◆ Exercise ◆
Gather each line of the records where "size" appears.

◆ Recorded data ◆
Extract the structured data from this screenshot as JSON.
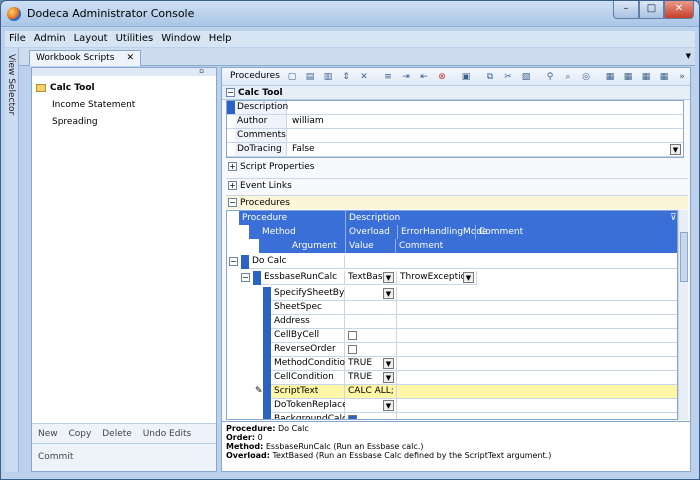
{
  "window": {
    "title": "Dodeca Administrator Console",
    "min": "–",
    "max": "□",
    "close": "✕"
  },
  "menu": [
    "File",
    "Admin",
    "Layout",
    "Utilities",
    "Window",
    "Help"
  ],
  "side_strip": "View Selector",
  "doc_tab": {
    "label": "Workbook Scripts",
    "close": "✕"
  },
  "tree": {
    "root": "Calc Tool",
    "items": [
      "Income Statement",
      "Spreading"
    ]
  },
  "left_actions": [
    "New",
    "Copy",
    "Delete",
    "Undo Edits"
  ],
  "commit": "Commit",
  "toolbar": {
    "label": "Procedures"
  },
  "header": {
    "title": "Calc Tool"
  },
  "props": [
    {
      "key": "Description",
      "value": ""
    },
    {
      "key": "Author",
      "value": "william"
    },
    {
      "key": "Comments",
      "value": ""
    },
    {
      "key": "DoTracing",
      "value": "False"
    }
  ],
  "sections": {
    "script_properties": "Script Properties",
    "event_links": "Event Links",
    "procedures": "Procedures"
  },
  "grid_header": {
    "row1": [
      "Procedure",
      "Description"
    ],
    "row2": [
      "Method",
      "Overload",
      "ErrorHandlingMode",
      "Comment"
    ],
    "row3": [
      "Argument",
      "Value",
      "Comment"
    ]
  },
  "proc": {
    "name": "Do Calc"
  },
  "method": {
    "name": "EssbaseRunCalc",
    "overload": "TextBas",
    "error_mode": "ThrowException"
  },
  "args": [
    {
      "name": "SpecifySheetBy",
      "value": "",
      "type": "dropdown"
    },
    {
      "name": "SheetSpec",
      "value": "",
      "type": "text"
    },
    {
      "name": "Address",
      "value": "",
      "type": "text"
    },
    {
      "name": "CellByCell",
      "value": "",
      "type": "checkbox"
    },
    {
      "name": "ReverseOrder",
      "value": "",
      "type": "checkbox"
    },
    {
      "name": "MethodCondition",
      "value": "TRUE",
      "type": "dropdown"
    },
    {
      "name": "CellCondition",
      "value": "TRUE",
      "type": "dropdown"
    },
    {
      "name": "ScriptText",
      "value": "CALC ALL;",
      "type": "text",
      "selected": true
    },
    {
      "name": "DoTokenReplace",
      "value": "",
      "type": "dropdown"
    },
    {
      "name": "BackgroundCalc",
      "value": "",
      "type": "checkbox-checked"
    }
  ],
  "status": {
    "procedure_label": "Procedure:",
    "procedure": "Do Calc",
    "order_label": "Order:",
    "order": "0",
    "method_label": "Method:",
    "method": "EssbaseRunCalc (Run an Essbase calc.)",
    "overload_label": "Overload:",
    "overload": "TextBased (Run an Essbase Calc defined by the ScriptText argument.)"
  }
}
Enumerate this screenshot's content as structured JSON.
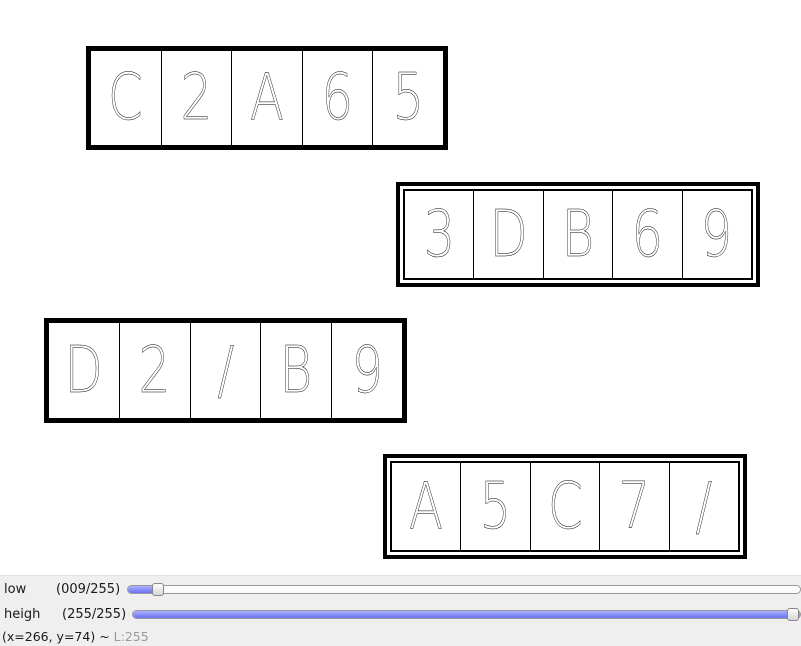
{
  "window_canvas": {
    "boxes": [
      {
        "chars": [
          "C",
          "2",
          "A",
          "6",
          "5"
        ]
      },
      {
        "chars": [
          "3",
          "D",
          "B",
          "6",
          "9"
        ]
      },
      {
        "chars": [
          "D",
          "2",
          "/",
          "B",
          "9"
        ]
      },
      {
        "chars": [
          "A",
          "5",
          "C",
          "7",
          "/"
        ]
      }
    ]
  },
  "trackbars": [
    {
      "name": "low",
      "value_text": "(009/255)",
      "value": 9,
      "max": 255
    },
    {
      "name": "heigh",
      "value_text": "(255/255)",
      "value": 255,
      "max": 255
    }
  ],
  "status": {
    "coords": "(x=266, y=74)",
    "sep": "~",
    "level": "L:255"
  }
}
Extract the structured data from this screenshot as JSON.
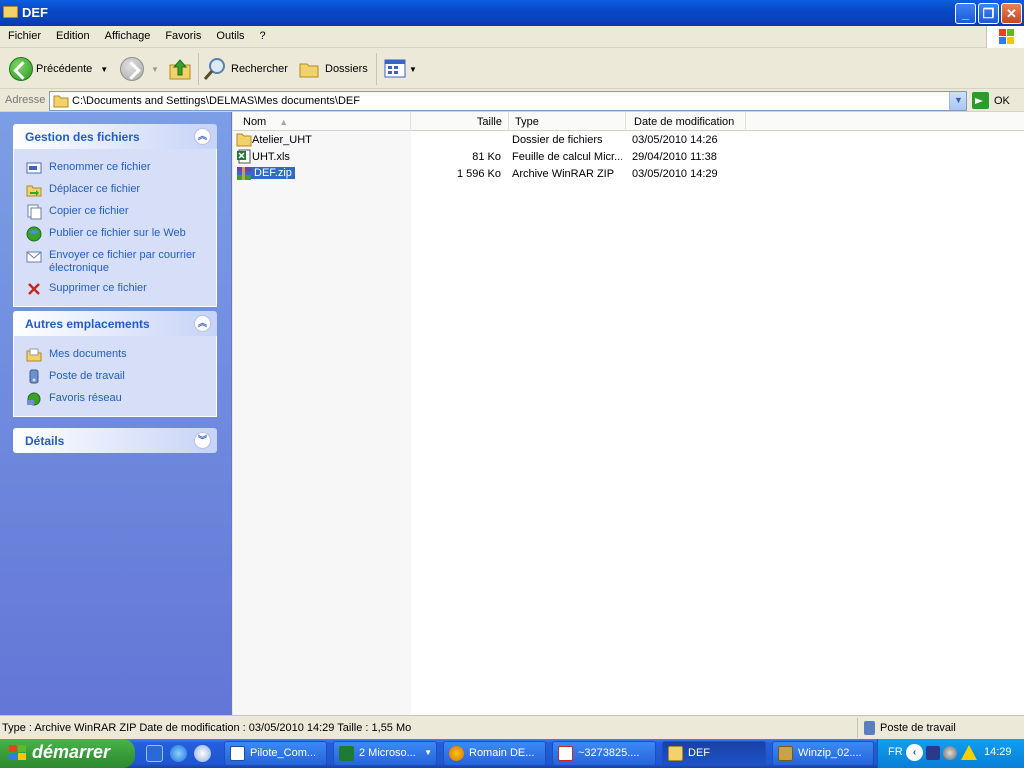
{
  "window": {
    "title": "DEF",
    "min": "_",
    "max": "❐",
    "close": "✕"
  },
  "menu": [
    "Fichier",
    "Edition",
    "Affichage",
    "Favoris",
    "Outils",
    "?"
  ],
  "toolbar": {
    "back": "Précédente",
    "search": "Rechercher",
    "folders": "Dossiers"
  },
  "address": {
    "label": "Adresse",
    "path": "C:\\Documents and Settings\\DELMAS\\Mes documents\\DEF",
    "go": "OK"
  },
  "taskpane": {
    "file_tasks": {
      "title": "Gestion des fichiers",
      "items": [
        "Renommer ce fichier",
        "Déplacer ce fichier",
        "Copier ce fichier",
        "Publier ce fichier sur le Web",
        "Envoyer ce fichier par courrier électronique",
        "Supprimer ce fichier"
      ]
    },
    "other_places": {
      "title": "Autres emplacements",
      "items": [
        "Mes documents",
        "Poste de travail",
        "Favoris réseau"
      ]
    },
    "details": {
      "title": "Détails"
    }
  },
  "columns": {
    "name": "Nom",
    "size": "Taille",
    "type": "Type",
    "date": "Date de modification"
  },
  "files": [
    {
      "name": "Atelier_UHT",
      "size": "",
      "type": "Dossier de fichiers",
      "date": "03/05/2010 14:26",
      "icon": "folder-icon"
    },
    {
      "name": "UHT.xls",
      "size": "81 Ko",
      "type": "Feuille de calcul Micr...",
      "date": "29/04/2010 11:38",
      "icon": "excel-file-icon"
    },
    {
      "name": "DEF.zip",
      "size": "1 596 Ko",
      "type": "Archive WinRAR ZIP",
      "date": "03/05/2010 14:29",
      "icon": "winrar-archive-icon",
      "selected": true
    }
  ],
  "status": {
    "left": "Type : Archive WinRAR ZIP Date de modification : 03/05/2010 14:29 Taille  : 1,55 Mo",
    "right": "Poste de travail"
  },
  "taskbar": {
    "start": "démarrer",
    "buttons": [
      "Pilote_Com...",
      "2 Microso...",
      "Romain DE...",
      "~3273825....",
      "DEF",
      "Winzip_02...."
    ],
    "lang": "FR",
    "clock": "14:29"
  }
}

◆ Completed exercise ◆
    "size": "Taille",
      "size": "",
      "size": "81 Ko",
      "size": "1 596 Ko",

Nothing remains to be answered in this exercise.